◆ PAGE EXTRACT ◆
_ _ _

Saturday, August 11, 2018

Carefree

“Childhood should be carefree, playing in the sun; not living a nightmare in the darkness of the soul.”  (Dave Pelzer)

Many people hope that once they leave home that they will leave their family and childhood problems far behind. However, many individuals find that they experience similar feelings and relationship patterns long after they have left the family environment.   Children growing up in such families are likely to develop low self esteem and feel that their needs are not important.

When parents start behaving like adults, the problem of dysfunctional families becomes a solution. They will focus on the problems without stopping for a moment to acknowledge that they might be the cause of what is happening,  All the toxic traits of a dysfunctional family tend to come as a package deal (like a bunch of rotten bananas).

1.   Dysfunctional families are breeding grounds for abuse: Abuse comes in physical, sexual, verbal abuse. Physical and sexual abuse is crimes and emotional abuse is not. It may be because emotional abuse is difficult to prove.  Children can suffer from all sorts of different mental health issues, from mild depression and anxiety all the way up to acute psychosis.   A child’s mental health problems are almost always a reflection of the dysfunction in which they live.

 
2.   Dysfunctional families constantly about everything: If you grew up in a family full of arguers, you think it’s normal. It isn’t. Plenty of parents argue, which is not inherently problematic. The problem comes when the parents do not have the presence of mind to argue away from their children. In mentally ill families, this is always a major issue. If you are 8 years old, and your parents are always screaming at one another, how are you supposed to learn healthy communication?

 

 The kids end up arguing as much with the adults as they argue with themselves, and the adults end up arguing with the children. Have adult conversations in private. If you don’t have the presence of mind to perform this one simple task, please refrain from procreating. Arguing in front of children is both mentally and verbally abusive and sends a terrible signal about how they should handle conflict. What parents fail to realize is that arguing serves two very different purposes depending on your age. For adults, arguing is an ineffective way to express one’s viewpoint about why the other person is wrong. For kids, the sole purpose of arguing is to elicit an emotional response from you. The moment you yell, you’ve lost.

3.   Dysfunctional families keep secrets: Incest tends to get passed down from one generation to another. Could you imagine letting a sex offender near your child? It happens all the time. Family members are the ones who are most likely to be the perpetrator. Parents often fail to take responsibility for the safety of their children, because they are prideful and way too concerned about what their neighbors might think. To acknowledge there is a problem, is to admit there is actually a problem. Instead, the secret keepers keep quiet and they forbid their children to talk about it as if silence erases trauma.

When the kids start to act out or engage in self-harm, the parents fail to put the blame on themselves for not protecting their child. This attitude is often multi-generational. People inherit many things from their parents like eye color and skin pigment. We also tend to inherit abstract things like religious beliefs, culture, and political persuasions. Some families pass down rape and incest.  If you’ve grown up in a family of secret-keepers, you know how they can destroy.

_ _ _

◆ Page layout parsing data ◆
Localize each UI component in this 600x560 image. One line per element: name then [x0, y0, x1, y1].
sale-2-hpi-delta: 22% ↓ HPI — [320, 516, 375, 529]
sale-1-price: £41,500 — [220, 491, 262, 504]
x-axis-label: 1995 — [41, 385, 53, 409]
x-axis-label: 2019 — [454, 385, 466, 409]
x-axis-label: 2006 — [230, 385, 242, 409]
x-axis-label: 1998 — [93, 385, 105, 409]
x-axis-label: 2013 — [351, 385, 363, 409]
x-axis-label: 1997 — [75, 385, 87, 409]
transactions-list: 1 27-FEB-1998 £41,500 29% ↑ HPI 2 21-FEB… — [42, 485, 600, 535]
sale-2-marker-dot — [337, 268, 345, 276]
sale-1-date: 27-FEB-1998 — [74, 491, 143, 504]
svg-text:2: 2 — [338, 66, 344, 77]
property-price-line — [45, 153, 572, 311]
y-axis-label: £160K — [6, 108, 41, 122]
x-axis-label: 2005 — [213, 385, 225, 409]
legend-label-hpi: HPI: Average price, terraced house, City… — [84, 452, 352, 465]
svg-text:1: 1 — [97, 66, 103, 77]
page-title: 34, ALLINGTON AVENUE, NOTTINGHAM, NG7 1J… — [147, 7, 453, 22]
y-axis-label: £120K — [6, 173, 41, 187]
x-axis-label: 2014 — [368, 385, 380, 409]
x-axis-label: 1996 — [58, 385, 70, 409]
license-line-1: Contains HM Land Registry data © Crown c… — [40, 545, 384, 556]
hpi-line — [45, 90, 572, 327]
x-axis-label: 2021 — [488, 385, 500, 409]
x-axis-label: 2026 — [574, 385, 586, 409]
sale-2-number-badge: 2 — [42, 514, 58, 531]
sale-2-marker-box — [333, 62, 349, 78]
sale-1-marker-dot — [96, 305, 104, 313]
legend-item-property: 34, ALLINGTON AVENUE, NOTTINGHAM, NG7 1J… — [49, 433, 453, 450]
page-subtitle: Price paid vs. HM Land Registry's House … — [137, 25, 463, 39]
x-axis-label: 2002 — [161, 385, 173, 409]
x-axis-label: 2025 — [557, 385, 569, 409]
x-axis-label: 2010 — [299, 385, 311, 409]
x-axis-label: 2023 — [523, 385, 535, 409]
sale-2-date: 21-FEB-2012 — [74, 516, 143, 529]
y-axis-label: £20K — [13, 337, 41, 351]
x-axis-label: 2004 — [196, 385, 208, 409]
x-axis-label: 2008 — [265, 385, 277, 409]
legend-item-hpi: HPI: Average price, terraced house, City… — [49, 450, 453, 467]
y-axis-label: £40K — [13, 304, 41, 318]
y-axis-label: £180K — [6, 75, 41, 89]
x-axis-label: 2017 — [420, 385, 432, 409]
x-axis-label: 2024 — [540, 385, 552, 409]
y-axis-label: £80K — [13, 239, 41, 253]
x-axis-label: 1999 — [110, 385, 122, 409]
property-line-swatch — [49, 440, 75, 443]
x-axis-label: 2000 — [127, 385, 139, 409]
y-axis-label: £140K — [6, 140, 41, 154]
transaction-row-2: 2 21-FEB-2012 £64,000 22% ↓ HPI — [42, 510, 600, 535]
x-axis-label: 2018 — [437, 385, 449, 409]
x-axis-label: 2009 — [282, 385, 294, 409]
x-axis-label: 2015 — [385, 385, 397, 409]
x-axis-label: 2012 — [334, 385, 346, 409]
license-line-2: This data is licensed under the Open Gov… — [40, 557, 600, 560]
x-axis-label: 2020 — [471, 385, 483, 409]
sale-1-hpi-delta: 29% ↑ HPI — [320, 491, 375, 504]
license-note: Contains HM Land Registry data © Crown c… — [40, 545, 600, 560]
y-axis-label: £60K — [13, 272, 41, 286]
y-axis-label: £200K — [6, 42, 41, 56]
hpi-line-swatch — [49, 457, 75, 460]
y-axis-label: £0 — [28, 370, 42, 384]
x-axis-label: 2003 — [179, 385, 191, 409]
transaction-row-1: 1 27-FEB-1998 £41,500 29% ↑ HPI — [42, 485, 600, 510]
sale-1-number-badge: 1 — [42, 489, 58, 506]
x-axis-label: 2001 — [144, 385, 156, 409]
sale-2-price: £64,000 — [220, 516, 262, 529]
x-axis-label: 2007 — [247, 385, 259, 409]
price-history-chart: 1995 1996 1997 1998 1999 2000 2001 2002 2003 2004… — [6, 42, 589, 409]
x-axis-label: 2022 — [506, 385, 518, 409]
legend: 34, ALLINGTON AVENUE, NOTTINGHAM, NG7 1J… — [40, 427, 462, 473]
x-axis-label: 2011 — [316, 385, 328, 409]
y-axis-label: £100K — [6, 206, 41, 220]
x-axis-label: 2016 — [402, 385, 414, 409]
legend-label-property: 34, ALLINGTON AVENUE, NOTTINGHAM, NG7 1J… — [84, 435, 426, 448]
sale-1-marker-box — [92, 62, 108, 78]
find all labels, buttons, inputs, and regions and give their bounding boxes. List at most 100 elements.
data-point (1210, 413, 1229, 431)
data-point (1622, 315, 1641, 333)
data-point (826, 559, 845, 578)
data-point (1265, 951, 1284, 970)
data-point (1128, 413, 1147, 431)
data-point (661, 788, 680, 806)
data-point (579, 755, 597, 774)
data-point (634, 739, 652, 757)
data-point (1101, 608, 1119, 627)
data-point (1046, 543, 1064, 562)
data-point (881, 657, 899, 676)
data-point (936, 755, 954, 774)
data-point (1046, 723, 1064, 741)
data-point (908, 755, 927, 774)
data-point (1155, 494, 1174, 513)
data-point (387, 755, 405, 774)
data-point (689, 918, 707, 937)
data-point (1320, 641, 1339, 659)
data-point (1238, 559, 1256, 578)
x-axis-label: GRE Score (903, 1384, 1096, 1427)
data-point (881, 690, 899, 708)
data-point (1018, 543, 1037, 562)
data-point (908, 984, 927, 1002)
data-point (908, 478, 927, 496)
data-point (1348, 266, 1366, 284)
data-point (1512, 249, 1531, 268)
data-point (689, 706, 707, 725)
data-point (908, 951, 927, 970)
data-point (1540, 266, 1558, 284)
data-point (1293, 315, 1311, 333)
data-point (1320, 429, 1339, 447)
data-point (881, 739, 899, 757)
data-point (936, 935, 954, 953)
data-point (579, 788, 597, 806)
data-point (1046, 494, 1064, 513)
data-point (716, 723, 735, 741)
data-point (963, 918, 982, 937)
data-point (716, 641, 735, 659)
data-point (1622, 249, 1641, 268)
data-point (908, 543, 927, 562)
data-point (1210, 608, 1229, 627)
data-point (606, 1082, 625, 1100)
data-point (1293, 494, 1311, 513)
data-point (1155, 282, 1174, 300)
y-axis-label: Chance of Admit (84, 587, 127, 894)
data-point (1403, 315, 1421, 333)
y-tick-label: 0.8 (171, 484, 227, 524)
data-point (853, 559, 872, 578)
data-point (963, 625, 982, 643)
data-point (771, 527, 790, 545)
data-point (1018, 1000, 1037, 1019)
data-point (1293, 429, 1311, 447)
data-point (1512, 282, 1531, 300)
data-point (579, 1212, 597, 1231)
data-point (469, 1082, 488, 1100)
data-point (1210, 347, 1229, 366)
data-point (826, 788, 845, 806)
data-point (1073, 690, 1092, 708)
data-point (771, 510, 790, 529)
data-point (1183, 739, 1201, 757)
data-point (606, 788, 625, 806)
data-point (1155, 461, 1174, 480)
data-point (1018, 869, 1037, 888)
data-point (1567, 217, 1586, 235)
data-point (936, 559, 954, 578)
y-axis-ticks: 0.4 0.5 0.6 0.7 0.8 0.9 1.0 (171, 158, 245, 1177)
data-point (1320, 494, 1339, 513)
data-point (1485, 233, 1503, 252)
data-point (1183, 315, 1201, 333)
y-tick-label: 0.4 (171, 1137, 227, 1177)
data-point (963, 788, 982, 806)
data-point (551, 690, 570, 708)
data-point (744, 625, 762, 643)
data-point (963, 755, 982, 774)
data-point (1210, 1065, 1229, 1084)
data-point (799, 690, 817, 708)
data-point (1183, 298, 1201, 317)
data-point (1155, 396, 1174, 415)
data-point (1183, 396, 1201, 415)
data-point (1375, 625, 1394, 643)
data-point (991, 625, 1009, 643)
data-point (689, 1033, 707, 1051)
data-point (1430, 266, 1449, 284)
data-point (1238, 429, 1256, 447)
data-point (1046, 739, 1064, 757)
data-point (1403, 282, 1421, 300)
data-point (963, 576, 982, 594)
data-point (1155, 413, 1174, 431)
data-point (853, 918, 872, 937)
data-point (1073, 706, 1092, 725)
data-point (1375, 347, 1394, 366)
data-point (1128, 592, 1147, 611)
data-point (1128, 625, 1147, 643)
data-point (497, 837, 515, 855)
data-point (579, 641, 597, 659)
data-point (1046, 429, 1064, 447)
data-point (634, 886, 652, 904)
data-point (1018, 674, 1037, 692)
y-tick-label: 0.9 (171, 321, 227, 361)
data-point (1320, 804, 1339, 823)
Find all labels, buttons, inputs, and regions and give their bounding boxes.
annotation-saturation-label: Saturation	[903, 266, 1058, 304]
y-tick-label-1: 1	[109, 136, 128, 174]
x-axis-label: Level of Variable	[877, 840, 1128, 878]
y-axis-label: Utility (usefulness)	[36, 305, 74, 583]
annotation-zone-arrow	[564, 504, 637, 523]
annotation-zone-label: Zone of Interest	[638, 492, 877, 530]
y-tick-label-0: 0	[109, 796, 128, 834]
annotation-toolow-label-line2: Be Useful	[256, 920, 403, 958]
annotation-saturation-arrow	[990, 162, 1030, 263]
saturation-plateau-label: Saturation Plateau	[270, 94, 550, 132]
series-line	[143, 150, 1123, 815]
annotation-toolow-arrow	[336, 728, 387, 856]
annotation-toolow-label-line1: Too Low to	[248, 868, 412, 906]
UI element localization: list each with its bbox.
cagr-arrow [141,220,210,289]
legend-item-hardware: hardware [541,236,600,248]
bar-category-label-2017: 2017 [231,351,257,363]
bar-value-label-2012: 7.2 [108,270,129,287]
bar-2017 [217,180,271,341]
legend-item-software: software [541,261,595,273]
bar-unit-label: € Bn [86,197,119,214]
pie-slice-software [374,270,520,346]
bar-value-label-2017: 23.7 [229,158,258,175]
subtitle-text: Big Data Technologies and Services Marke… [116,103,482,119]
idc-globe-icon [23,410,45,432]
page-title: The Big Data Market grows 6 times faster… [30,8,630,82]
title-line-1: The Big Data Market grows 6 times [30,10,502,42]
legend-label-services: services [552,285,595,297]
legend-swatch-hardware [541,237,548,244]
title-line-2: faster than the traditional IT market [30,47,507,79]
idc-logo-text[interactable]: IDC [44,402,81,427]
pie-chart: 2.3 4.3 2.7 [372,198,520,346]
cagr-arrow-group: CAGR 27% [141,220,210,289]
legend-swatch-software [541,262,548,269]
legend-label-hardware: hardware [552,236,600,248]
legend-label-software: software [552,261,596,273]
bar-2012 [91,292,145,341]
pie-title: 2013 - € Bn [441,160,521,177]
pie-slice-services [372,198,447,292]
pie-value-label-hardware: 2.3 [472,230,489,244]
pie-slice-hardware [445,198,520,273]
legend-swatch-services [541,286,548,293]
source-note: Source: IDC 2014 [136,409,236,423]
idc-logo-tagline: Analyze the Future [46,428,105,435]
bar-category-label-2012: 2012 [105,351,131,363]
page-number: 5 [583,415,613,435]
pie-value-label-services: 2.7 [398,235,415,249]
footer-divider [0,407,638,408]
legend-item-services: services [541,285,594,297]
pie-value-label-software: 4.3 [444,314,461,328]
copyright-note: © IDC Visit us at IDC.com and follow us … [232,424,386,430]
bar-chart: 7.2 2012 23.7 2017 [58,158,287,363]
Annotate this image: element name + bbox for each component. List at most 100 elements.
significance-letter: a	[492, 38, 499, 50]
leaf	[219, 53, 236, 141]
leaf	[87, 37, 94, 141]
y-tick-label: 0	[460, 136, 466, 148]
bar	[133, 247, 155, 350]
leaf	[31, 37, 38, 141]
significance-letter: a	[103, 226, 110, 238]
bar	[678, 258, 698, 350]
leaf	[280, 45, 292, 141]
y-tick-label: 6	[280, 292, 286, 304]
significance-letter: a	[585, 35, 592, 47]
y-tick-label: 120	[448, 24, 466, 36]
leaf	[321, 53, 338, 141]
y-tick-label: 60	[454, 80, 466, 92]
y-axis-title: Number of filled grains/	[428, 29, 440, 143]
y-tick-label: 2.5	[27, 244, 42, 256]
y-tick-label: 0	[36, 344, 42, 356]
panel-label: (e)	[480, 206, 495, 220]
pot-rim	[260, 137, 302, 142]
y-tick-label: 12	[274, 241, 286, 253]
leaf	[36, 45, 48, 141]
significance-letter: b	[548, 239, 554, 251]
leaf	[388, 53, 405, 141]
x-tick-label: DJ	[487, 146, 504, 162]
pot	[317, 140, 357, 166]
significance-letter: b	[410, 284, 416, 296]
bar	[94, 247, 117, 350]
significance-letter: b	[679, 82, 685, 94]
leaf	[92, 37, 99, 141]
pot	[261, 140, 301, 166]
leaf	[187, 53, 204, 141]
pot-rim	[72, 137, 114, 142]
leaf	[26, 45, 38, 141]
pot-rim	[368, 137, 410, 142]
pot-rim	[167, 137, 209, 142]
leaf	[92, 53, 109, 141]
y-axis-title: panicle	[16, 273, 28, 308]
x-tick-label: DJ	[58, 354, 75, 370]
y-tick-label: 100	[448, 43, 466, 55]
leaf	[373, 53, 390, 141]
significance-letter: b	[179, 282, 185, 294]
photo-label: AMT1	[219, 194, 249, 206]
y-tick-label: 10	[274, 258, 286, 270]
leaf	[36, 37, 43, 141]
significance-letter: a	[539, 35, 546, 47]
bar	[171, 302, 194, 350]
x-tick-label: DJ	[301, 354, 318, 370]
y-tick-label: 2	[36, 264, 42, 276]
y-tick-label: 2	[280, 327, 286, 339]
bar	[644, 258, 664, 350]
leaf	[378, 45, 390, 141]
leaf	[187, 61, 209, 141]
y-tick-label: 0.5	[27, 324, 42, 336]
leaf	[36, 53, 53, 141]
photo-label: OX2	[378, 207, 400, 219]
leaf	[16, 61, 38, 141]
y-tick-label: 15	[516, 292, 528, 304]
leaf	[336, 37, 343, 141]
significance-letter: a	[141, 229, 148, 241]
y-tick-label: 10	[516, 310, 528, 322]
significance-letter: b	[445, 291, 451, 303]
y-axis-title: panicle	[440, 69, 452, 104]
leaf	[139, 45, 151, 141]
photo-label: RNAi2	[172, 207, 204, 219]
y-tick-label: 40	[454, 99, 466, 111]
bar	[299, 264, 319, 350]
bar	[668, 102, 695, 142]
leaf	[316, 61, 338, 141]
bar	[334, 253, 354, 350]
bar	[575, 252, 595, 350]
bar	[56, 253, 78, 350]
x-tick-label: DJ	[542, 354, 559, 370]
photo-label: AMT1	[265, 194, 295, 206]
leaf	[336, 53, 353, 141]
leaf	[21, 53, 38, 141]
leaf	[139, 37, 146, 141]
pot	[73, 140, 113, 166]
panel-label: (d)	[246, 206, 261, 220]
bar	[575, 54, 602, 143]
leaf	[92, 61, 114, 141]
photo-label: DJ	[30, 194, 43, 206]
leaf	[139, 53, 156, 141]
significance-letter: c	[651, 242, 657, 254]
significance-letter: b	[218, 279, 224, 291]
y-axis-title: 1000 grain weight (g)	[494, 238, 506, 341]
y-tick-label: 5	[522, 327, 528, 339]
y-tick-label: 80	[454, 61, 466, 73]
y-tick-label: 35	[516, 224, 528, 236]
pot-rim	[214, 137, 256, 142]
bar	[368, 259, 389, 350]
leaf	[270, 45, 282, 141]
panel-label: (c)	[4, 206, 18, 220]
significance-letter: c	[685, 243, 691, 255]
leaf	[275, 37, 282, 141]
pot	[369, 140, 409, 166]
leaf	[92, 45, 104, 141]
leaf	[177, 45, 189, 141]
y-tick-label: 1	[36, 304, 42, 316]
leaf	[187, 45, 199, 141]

_ _ _

◆ EXERCISE A ◆
In the post on dysfunctional families, list every trait or belief the two sentences starting "People inherit" and "We also tend to inherit" name as passed from parents to children.
◆ EXERCISE B ◆
Reproduce word for word the stretch of the post on dysfunctional families that opens with the words containing "2.   Dysfunctional families" and closes with "learn healthy communication?".
◆ EXERCISE C ◆
Carry the post on dysfunctional families forward from its final sentence.

◆ ANSWER SECTION A ◆
- Eye color
- Skin pigment
- Religious beliefs
- Culture
- Political persuasions

◆ ANSWER SECTION B ◆
2.   Dysfunctional families constantly about everything: If you grew up in a family full of arguers, you think it’s normal. It isn’t. Plenty of parents argue, which is not inherently problematic. The problem comes when the parents do not have the presence of mind to argue away from their children. In mentally ill families, this is always a major issue. If you are 8 years old, and your parents are always screaming at one another, how are you supposed to learn healthy communication?

◆ ANSWER SECTION C ◆
4.   Dysfunctional families never accept responsibility: Have you ever met a person who was never, at fault for anything? No matter the circumstance they are the victim. It was the other person who started it. It was the other person who was wrong. People like this are experts in blame shifting and denial, and you will never hear them say they are sorry. Good parents always make a point of modeling positive behaviors even if it means admitting they were wrong. Some people think apologies are a sign of weakness, but the opposite is true.

 Adults always take responsibilities for their actions. How can we reasonably expect our children to accept consequences if we don’t apply that same standard to ourselves? This is an issue though that is far greater than saying you’re sorry. Parents who never accept responsibility themselves are also the ones who undermine disciplinary measures at school. They make up excuses. They justify bad behaviors.

5.   Dysfunctional families treat children like adults: Firm boundaries are a critical feature of healthy families. One of these boundaries is a concept we call “Role Performance.” In the most basic terms, adults are supposed to act like adults and children are supposed to act like children. In dysfunctional families, these roles are often blurred. In dysfunctional families, parents tend to expose their children to things that are not appropriate for their age.

To the casual observer, “mature” children seem ideal. However, when we require children to perform adult duties, they inevitably fall victim to anxiety and distress because they lack the skills, wisdom, and emotional stability to deal with the inherent stress. Adults who get overwhelmed with stress tend to have relatively sophisticated coping skills.

Children with behavioral disorders such as oppositional-defiance are responding to the stresses of age-inappropriate roles and responsibilities. It’s totally fine to assign tasks to children, provided they are developmentally appropriate. Adolescents should be expected to keep their rooms clean. Teenagers should be expected to complete homework assignments, do yard work, and provided limited supervision for younger children. Even toddlers can be assigned age-appropriate chores.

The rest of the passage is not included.